■ Exercise prompt ■
Count every line that has the word "tech". Give the number, without anything more.

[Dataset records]
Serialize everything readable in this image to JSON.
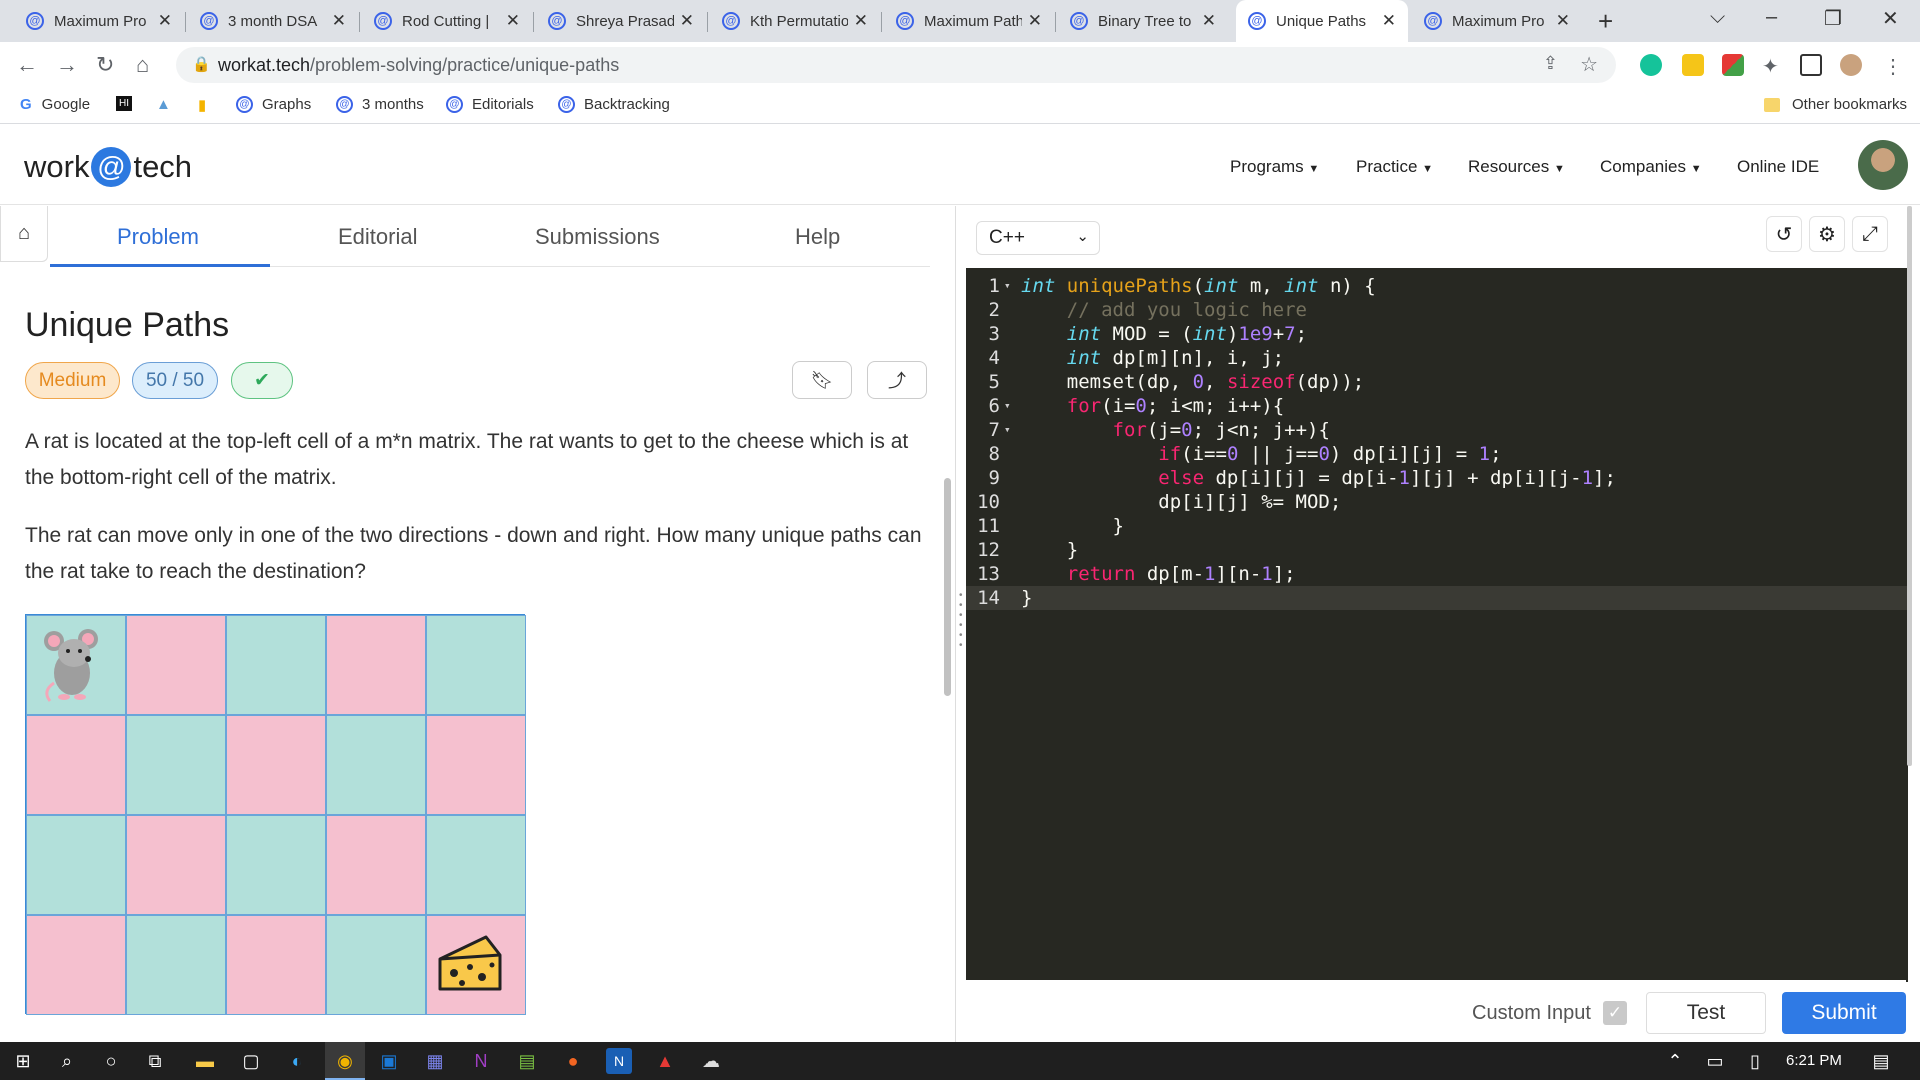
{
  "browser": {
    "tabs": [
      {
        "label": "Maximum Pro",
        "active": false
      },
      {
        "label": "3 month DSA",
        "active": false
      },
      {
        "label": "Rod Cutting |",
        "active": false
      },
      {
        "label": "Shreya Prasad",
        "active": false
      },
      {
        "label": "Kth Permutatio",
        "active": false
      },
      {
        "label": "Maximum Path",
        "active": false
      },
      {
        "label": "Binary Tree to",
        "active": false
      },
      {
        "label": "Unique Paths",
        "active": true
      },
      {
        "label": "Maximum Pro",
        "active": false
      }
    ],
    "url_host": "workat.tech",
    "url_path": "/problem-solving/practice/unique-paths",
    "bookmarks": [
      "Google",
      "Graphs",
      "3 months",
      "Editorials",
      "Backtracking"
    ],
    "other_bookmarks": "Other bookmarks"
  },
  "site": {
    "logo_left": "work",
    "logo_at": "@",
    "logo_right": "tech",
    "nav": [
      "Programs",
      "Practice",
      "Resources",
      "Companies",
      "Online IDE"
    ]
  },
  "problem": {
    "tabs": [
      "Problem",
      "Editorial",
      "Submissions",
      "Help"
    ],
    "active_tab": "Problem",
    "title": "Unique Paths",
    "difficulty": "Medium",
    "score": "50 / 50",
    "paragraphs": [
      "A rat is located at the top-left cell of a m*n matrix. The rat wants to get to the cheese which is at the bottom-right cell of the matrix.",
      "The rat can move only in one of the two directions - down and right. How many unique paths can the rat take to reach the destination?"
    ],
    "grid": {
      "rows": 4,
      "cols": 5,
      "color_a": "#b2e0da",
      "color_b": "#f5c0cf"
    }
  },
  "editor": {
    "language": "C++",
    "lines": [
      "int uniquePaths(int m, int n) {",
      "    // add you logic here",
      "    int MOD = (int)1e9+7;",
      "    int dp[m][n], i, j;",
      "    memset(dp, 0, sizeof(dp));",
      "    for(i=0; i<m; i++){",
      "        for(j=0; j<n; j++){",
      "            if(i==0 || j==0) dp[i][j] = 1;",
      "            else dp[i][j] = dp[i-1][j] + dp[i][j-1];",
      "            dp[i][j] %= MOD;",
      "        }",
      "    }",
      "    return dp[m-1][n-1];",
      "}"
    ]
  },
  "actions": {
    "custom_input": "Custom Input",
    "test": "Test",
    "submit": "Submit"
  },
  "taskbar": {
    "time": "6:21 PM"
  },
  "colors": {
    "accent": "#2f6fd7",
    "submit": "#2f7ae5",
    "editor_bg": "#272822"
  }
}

==

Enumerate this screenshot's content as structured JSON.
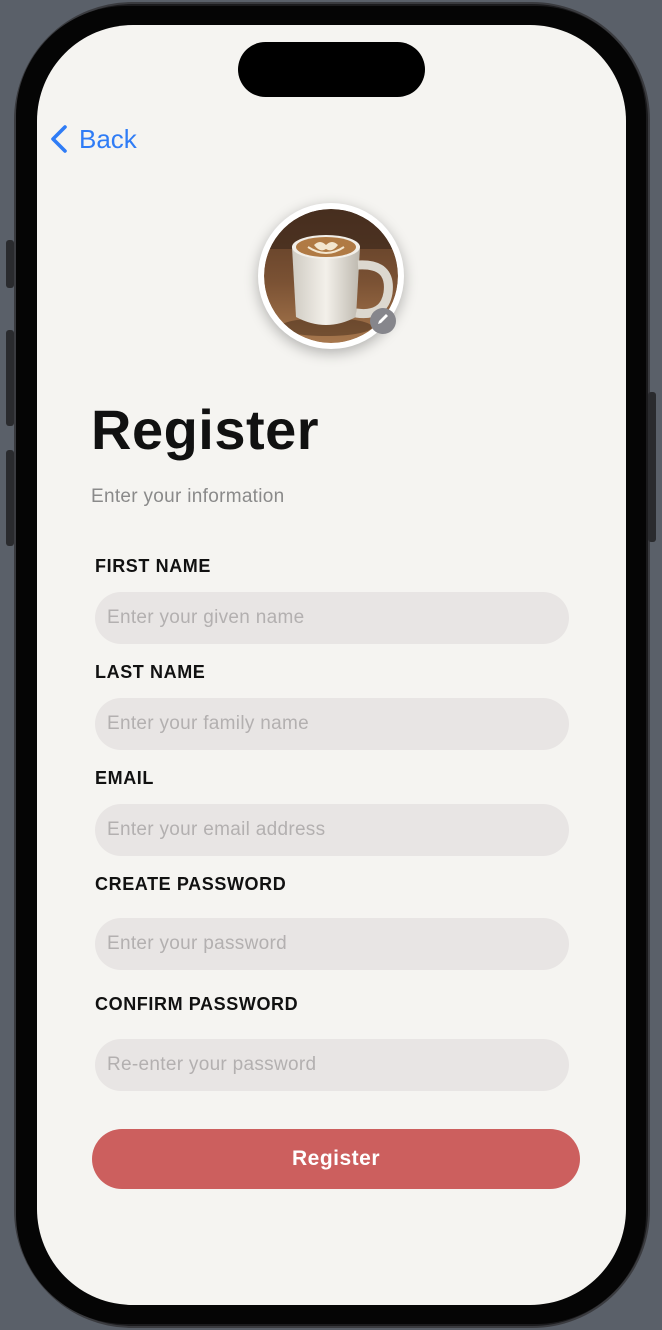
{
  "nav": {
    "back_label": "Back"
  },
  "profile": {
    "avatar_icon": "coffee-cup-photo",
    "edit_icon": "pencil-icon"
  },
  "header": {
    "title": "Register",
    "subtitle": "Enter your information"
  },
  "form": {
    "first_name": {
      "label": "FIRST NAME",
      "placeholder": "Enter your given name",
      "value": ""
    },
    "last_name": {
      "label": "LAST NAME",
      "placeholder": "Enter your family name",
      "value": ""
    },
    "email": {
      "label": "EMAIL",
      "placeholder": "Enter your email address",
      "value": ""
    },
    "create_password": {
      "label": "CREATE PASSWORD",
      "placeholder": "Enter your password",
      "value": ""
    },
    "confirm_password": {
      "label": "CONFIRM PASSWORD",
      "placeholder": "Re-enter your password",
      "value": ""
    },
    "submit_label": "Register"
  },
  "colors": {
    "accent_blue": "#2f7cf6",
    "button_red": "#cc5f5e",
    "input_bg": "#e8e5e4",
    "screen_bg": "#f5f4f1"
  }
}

■ Completed task ■
2